▶ **TASK ITEM**
Reproduce verbatim the portion of the teneligliptin trial excerpt that begins with the words containing "Teneligliptin decreased the" and ends with "two treatment groups.".

(Beginning of SOURCE DOCUMENT)

CI, confidence interval; FPG, fasting plasma glucose; HbA1c, glycated haemoglobin; HOMA‐β, homeostatic model assessment of β‐cell function; HOMA‐IR, homeostatic model assessment of insulin resistance; s.d., standard deviation; s.e., standard error; LS, least squares.

Three‐way analysis of variance.

Analysis of covariance.

Figure 1

Changes in mean glycated haemoglobin (HbA1c) level from baseline. *According to three‐way analysis of variance (anova). **p < 0.0001 versus placebo according to three‐way anova. CI, confidence interval; LS, least squares.

Teneligliptin decreased the FPG level from baseline to week 24, while the FPG level did not change in the placebo group. At week 24, the difference in change in FPG between the two groups was −1.21 mmol/l [95% confidence interval (CI) −1.72, −0.70; p < 0.0001 (Table 1)].

β‐cell function, as assessed by HOMA‐β, was improved in the teneligliptin group at week 24 but not in the placebo group. At week 24, the difference in HOMA‐β change between the groups was 12.23% [95% CI 5.78, 18.67; p = 0.0003 (Table 1)]. The teneligliptin group exhibited an improved HOMA‐β score compared with the placebo group at week 8 and throughout the randomized treatment period (Figure S3, File S1). No significant difference in HOMA‐IR was observed between the two treatment groups.

During this study, 81 adverse events (AEs) occurred in 49 (34.5%) of the 142 randomized subjects. Among the 81 AEs, 43 occurred in 29 (29.59%) teneligliptin‐treated subjects, and 38 occurred in 20 (45.5%) placebo‐treated subjects. The incidences of AEs were not significantly different between the two groups at week 24 (p = 0.0660). Hypoglycaemia occurred in one case in the placebo group but in no cases in the teneligliptin group.

(End of SOURCE DOCUMENT)
(Beginning of SUPPLIED RECORDS)

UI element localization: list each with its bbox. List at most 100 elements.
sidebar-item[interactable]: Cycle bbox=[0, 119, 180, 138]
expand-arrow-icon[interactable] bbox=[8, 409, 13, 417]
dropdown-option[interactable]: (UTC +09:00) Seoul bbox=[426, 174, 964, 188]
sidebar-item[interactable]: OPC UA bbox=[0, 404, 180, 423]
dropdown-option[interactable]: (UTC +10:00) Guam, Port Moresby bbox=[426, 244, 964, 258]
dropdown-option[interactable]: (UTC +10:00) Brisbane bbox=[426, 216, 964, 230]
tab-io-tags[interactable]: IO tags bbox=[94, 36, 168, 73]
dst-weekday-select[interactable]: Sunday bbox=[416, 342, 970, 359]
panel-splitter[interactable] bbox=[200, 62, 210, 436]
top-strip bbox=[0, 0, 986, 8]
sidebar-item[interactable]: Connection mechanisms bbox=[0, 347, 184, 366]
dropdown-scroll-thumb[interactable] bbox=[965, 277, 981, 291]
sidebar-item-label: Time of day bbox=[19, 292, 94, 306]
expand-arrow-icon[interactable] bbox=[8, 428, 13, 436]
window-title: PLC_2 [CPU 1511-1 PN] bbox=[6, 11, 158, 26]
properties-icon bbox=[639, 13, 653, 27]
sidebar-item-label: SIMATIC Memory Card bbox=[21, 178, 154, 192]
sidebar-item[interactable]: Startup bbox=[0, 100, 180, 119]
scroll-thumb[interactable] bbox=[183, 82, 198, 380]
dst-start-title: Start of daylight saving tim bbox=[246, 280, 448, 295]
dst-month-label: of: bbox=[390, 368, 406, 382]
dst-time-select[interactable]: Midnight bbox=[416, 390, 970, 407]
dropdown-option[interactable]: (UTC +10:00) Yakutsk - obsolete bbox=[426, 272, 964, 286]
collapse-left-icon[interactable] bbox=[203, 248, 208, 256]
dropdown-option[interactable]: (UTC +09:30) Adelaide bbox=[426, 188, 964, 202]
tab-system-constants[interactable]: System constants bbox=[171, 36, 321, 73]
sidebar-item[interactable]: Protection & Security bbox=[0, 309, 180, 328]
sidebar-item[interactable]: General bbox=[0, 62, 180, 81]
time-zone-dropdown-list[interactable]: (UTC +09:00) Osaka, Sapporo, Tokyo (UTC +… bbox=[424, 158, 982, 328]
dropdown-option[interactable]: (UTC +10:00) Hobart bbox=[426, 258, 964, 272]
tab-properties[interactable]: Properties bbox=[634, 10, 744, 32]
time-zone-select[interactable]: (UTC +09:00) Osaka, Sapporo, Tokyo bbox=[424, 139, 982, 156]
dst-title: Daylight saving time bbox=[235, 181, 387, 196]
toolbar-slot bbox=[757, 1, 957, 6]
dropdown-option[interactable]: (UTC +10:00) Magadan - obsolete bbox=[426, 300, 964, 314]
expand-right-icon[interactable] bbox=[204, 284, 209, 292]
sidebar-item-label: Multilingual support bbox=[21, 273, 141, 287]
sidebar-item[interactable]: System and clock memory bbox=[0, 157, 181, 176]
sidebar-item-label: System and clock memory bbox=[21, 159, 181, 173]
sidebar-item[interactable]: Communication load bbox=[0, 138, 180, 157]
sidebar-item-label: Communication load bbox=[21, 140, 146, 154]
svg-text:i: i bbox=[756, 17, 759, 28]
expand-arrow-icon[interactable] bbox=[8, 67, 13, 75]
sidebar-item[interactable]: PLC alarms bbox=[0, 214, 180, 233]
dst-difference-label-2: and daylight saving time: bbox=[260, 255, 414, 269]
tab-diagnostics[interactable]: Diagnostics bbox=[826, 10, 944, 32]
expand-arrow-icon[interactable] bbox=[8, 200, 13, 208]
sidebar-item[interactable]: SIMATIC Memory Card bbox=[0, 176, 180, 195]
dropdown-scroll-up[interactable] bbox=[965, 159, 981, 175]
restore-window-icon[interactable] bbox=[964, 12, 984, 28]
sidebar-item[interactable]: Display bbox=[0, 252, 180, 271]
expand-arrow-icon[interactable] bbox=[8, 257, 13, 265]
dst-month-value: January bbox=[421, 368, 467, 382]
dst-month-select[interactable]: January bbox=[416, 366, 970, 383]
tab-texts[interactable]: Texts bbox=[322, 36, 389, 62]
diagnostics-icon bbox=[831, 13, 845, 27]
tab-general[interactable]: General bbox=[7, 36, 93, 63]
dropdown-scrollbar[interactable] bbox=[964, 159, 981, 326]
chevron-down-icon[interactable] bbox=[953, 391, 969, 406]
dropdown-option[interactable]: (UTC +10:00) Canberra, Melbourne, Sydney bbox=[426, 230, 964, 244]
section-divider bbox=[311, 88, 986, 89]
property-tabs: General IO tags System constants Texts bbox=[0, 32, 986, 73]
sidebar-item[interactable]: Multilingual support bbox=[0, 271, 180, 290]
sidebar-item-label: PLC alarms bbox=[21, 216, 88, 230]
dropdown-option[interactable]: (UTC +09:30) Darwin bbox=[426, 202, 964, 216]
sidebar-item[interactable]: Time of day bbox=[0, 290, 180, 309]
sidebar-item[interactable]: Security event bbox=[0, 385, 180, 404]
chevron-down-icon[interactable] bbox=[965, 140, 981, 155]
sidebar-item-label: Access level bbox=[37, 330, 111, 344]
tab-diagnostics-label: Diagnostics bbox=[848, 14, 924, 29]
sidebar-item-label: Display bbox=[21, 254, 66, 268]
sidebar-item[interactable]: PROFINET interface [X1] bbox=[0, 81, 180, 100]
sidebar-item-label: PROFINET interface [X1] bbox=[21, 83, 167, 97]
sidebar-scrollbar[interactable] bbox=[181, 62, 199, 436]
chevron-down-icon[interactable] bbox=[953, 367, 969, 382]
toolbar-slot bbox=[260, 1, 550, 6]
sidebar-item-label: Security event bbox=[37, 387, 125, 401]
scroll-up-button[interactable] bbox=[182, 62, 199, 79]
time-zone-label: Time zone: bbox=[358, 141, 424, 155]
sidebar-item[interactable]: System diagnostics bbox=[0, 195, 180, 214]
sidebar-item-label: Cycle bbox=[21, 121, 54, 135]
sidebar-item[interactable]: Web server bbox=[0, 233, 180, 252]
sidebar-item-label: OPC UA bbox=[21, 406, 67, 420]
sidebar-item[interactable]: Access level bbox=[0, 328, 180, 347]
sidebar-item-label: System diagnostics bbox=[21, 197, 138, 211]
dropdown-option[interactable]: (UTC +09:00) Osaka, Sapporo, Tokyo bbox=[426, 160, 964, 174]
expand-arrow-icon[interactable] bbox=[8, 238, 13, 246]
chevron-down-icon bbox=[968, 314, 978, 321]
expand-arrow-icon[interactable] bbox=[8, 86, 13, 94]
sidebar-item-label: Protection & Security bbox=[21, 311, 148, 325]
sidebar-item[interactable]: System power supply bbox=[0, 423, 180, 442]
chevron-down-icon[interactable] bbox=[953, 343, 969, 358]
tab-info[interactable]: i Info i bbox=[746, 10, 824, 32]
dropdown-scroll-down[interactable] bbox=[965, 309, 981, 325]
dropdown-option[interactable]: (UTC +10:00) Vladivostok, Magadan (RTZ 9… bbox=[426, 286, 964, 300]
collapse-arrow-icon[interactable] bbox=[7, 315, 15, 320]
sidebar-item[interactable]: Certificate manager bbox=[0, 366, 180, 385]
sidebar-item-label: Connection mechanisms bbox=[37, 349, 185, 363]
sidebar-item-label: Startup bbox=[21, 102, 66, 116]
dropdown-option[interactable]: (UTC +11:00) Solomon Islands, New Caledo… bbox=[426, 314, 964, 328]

(End of SUPPLIED RECORDS)

▶ **EXERCISE SOLUTION**
Teneligliptin decreased the FPG level from baseline to week 24, while the FPG level did not change in the placebo group. At week 24, the difference in change in FPG between the two groups was −1.21 mmol/l [95% confidence interval (CI) −1.72, −0.70; p < 0.0001 (Table 1)].

β‐cell function, as assessed by HOMA‐β, was improved in the teneligliptin group at week 24 but not in the placebo group. At week 24, the difference in HOMA‐β change between the groups was 12.23% [95% CI 5.78, 18.67; p = 0.0003 (Table 1)]. The teneligliptin group exhibited an improved HOMA‐β score compared with the placebo group at week 8 and throughout the randomized treatment period (Figure S3, File S1). No significant difference in HOMA‐IR was observed between the two treatment groups.